### GIVEN INSTRUCTION
Keep every line where the word "text" appears; drop the rest.

____

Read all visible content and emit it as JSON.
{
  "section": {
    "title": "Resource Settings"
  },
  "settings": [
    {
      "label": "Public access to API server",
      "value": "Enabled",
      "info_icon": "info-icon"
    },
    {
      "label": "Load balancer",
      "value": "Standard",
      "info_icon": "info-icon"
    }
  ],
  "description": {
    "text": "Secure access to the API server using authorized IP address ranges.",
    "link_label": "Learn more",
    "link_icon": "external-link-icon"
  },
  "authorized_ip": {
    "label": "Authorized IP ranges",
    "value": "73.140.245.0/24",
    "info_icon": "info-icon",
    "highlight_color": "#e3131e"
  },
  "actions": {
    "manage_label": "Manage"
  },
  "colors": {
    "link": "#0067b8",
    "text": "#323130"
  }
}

____

### RESPONSE TO THE TASK
    "text": "Secure access to the API server using authorized IP address ranges.",
    "text": "#323130"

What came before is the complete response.